# Your goal:
Check each line of the records below and collect those holding "registration".

# Input records:
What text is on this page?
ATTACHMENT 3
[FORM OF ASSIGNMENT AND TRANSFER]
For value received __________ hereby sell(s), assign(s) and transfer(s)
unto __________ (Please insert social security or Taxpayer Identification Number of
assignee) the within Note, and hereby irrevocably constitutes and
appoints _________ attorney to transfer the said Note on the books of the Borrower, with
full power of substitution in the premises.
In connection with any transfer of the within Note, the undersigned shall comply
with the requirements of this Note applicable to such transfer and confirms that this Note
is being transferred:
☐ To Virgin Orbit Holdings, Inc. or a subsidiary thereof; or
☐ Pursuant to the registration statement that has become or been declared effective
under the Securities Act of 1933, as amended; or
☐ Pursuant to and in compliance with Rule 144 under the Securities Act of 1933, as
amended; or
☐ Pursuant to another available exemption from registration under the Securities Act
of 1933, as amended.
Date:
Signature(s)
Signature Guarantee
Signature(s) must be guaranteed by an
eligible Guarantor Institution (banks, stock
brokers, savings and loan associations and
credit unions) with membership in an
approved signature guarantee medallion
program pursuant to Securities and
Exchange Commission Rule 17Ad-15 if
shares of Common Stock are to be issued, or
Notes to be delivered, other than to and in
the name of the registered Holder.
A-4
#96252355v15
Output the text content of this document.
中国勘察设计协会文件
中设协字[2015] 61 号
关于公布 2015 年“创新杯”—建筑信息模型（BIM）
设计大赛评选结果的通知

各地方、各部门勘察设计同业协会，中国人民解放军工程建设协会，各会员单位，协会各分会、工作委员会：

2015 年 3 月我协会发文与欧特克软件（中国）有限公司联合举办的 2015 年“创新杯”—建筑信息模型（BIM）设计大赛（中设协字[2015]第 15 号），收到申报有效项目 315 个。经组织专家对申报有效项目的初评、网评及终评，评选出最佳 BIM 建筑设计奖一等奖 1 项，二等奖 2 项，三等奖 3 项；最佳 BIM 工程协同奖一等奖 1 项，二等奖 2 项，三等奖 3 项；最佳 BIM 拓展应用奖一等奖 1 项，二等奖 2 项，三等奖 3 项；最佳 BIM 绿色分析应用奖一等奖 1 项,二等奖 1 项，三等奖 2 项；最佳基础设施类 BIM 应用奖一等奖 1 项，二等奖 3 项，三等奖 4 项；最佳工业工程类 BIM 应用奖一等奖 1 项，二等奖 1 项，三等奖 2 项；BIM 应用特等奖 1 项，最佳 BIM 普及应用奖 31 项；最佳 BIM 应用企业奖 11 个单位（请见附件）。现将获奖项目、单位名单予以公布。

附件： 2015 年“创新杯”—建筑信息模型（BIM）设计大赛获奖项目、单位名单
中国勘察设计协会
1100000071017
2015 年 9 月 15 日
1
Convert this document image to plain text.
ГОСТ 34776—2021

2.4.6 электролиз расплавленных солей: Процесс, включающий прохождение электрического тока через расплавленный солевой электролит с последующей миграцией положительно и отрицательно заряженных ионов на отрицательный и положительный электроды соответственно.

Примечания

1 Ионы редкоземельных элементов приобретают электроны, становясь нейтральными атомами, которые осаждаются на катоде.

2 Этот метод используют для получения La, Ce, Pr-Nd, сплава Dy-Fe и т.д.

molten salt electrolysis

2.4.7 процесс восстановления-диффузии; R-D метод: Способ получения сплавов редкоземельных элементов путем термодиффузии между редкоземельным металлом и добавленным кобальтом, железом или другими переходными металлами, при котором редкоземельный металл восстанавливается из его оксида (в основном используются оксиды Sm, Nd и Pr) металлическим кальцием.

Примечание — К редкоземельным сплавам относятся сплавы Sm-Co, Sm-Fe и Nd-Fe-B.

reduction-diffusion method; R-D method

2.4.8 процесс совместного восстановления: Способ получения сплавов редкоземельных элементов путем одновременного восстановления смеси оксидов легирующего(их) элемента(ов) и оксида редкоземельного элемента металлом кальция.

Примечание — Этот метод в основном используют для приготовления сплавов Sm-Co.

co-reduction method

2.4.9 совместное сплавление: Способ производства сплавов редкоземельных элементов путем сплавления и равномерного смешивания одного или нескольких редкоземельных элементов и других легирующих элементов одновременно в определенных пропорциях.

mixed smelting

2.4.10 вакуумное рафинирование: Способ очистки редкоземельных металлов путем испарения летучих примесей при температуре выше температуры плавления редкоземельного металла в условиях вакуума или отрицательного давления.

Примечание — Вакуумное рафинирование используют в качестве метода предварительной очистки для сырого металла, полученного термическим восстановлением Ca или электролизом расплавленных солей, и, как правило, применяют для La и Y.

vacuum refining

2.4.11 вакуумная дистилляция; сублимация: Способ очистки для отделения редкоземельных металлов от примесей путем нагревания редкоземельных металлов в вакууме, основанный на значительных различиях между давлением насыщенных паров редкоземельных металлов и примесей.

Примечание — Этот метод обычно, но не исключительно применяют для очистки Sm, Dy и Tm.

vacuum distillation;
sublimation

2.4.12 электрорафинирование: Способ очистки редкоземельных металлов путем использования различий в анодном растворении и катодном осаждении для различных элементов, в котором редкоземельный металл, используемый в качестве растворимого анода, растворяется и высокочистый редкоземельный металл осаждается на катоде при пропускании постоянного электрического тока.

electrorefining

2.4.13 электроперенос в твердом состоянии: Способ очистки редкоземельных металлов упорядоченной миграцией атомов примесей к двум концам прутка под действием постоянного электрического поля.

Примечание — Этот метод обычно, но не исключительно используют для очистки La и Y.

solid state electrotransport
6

# Task result:
☐ Pursuant to the registration statement that has become or been declared effective
☐ Pursuant to another available exemption from registration under the Securities Act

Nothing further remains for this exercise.